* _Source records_
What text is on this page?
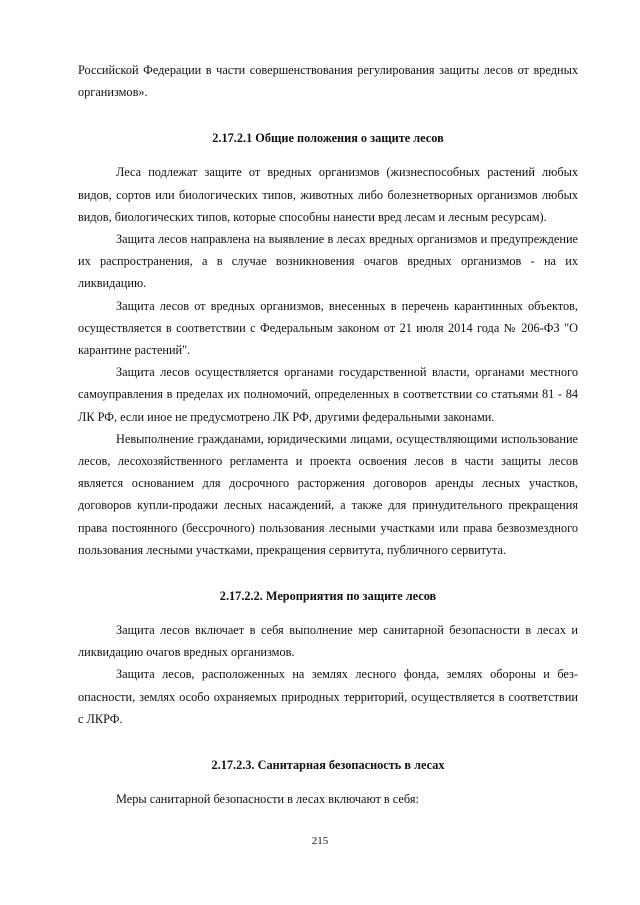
Российской Федерации в части совершенствования регулирования защиты лесов от вредных организмов».

2.17.2.1 Общие положения о защите лесов

Леса подлежат защите от вредных организмов (жизнеспособных растений любых видов, сортов или биологических типов, животных либо болезнетворных организмов любых видов, биологических типов, которые способны нанести вред лесам и лесным ресурсам).

Защита лесов направлена на выявление в лесах вредных организмов и предупреждение их распространения, а в случае возникновения очагов вредных организмов - на их ликвидацию.

Защита лесов от вредных организмов, внесенных в перечень карантинных объектов, осуществляется в соответствии с Федеральным законом от 21 июля 2014 года № 206-ФЗ "О карантине растений".

Защита лесов осуществляется органами государственной власти, органами местного самоуправления в пределах их полномочий, определенных в соответствии со статьями 81 - 84 ЛК РФ, если иное не предусмотрено ЛК РФ, другими федеральными законами.

Невыполнение гражданами, юридическими лицами, осуществляющими использование лесов, лесохозяйственного регламента и проекта освоения лесов в части защиты лесов является основанием для досрочного расторжения договоров аренды лесных участков, договоров купли-продажи лесных насаждений, а также для принудительного прекращения права постоянного (бессрочного) пользования лесными участками или права безвозмездного пользования лесными участками, прекращения сервитута, публичного сервитута.

2.17.2.2. Мероприятия по защите лесов

Защита лесов включает в себя выполнение мер санитарной безопасности в лесах и ликвидацию очагов вредных организмов.

Защита лесов, расположенных на землях лесного фонда, землях обороны и безопасности, землях особо охраняемых природных территорий, осуществляется в соответствии с ЛКРФ.

2.17.2.3. Санитарная безопасность в лесах

Меры санитарной безопасности в лесах включают в себя:

215
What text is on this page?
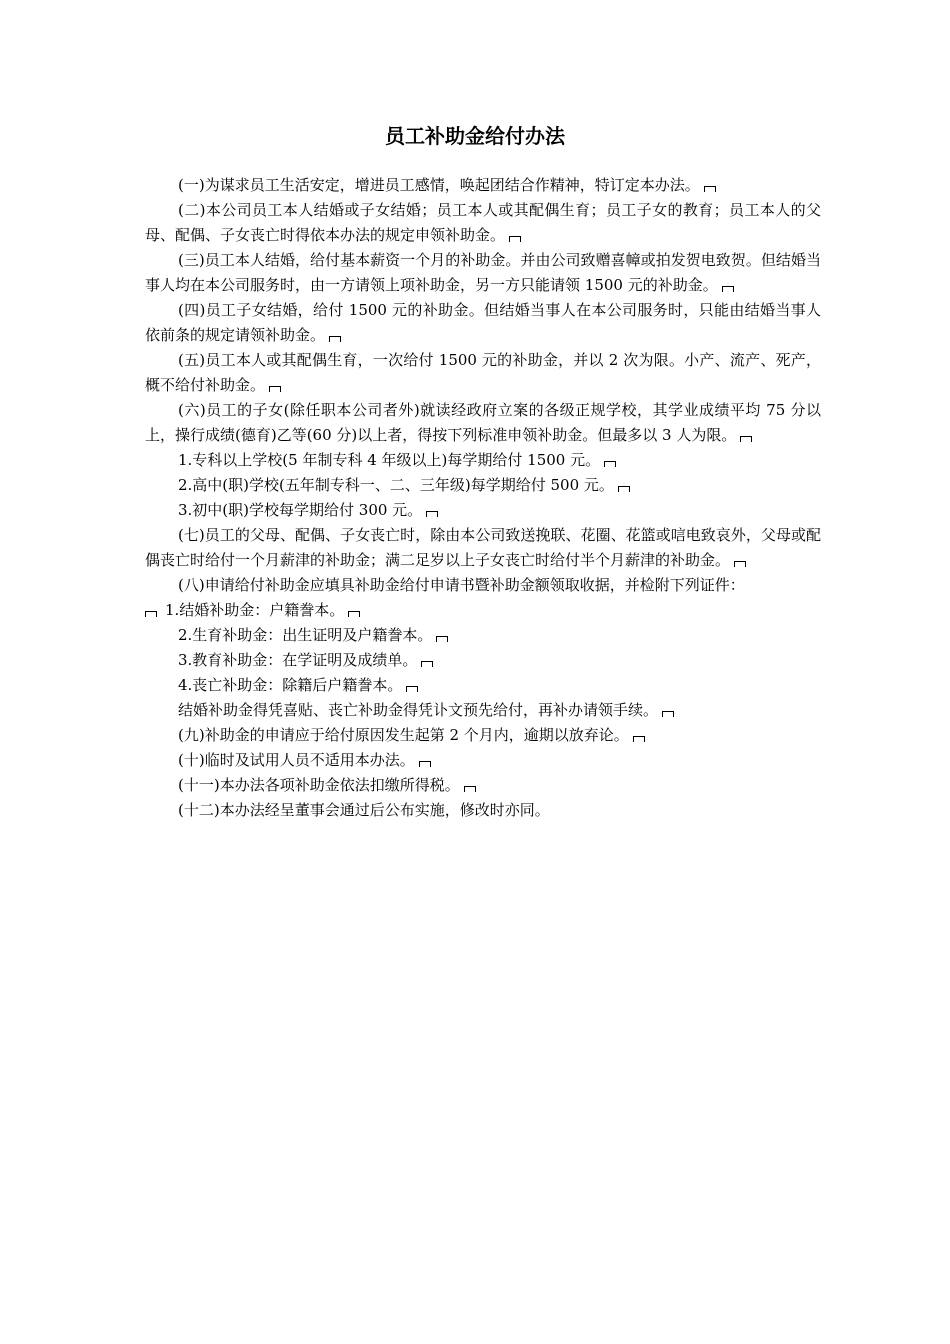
员工补助金给付办法

(一)为谋求员工生活安定，增进员工感情，唤起团结合作精神，特订定本办法。

(二)本公司员工本人结婚或子女结婚；员工本人或其配偶生育；员工子女的教育；员工本人的父母、配偶、子女丧亡时得依本办法的规定申领补助金。

(三)员工本人结婚，给付基本薪资一个月的补助金。并由公司致赠喜幛或拍发贺电致贺。但结婚当事人均在本公司服务时，由一方请领上项补助金，另一方只能请领 1500 元的补助金。

(四)员工子女结婚，给付 1500 元的补助金。但结婚当事人在本公司服务时，只能由结婚当事人依前条的规定请领补助金。

(五)员工本人或其配偶生育，一次给付 1500 元的补助金，并以 2 次为限。小产、流产、死产，概不给付补助金。

(六)员工的子女(除任职本公司者外)就读经政府立案的各级正规学校，其学业成绩平均 75 分以上，操行成绩(德育)乙等(60 分)以上者，得按下列标准申领补助金。但最多以 3 人为限。

1.专科以上学校(5 年制专科 4 年级以上)每学期给付 1500 元。

2.高中(职)学校(五年制专科一、二、三年级)每学期给付 500 元。

3.初中(职)学校每学期给付 300 元。

(七)员工的父母、配偶、子女丧亡时，除由本公司致送挽联、花圈、花篮或唁电致哀外，父母或配偶丧亡时给付一个月薪津的补助金；满二足岁以上子女丧亡时给付半个月薪津的补助金。

(八)申请给付补助金应填具补助金给付申请书暨补助金额领取收据，并检附下列证件：

1.结婚补助金：户籍誊本。

2.生育补助金：出生证明及户籍誊本。

3.教育补助金：在学证明及成绩单。

4.丧亡补助金：除籍后户籍誊本。

结婚补助金得凭喜贴、丧亡补助金得凭讣文预先给付，再补办请领手续。

(九)补助金的申请应于给付原因发生起第 2 个月内，逾期以放弃论。

(十)临时及试用人员不适用本办法。

(十一)本办法各项补助金依法扣缴所得税。

(十二)本办法经呈董事会通过后公布实施，修改时亦同。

* _Task brief_
Transcribe the records above exactly as they appear, leaving out any pictures.

* _Exercise result_
What text is on this page?
Российской Федерации в части совершенствования регулирования защиты лесов от вредных организмов».

2.17.2.1 Общие положения о защите лесов

Леса подлежат защите от вредных организмов (жизнеспособных растений любых видов, сортов или биологических типов, животных либо болезнетворных организмов любых видов, биологических типов, которые способны нанести вред лесам и лесным ресурсам).

Защита лесов направлена на выявление в лесах вредных организмов и предупреждение их распространения, а в случае возникновения очагов вредных организмов - на их ликвидацию.

Защита лесов от вредных организмов, внесенных в перечень карантинных объектов, осуществляется в соответствии с Федеральным законом от 21 июля 2014 года № 206-ФЗ "О карантине растений".

Защита лесов осуществляется органами государственной власти, органами местного самоуправления в пределах их полномочий, определенных в соответствии со статьями 81 - 84 ЛК РФ, если иное не предусмотрено ЛК РФ, другими федеральными законами.

Невыполнение гражданами, юридическими лицами, осуществляющими использование лесов, лесохозяйственного регламента и проекта освоения лесов в части защиты лесов является основанием для досрочного расторжения договоров аренды лесных участков, договоров купли-продажи лесных насаждений, а также для принудительного прекращения права постоянного (бессрочного) пользования лесными участками или права безвозмездного пользования лесными участками, прекращения сервитута, публичного сервитута.

2.17.2.2. Мероприятия по защите лесов

Защита лесов включает в себя выполнение мер санитарной безопасности в лесах и ликвидацию очагов вредных организмов.

Защита лесов, расположенных на землях лесного фонда, землях обороны и безопасности, землях особо охраняемых природных территорий, осуществляется в соответствии с ЛКРФ.

2.17.2.3. Санитарная безопасность в лесах

Меры санитарной безопасности в лесах включают в себя:

215
What text is on this page?
员工补助金给付办法

(一)为谋求员工生活安定，增进员工感情，唤起团结合作精神，特订定本办法。

(二)本公司员工本人结婚或子女结婚；员工本人或其配偶生育；员工子女的教育；员工本人的父母、配偶、子女丧亡时得依本办法的规定申领补助金。

(三)员工本人结婚，给付基本薪资一个月的补助金。并由公司致赠喜幛或拍发贺电致贺。但结婚当事人均在本公司服务时，由一方请领上项补助金，另一方只能请领 1500 元的补助金。

(四)员工子女结婚，给付 1500 元的补助金。但结婚当事人在本公司服务时，只能由结婚当事人依前条的规定请领补助金。

(五)员工本人或其配偶生育，一次给付 1500 元的补助金，并以 2 次为限。小产、流产、死产，概不给付补助金。

(六)员工的子女(除任职本公司者外)就读经政府立案的各级正规学校，其学业成绩平均 75 分以上，操行成绩(德育)乙等(60 分)以上者，得按下列标准申领补助金。但最多以 3 人为限。

1.专科以上学校(5 年制专科 4 年级以上)每学期给付 1500 元。

2.高中(职)学校(五年制专科一、二、三年级)每学期给付 500 元。

3.初中(职)学校每学期给付 300 元。

(七)员工的父母、配偶、子女丧亡时，除由本公司致送挽联、花圈、花篮或唁电致哀外，父母或配偶丧亡时给付一个月薪津的补助金；满二足岁以上子女丧亡时给付半个月薪津的补助金。

(八)申请给付补助金应填具补助金给付申请书暨补助金额领取收据，并检附下列证件：

1.结婚补助金：户籍誊本。

2.生育补助金：出生证明及户籍誊本。

3.教育补助金：在学证明及成绩单。

4.丧亡补助金：除籍后户籍誊本。

结婚补助金得凭喜贴、丧亡补助金得凭讣文预先给付，再补办请领手续。

(九)补助金的申请应于给付原因发生起第 2 个月内，逾期以放弃论。

(十)临时及试用人员不适用本办法。

(十一)本办法各项补助金依法扣缴所得税。

(十二)本办法经呈董事会通过后公布实施，修改时亦同。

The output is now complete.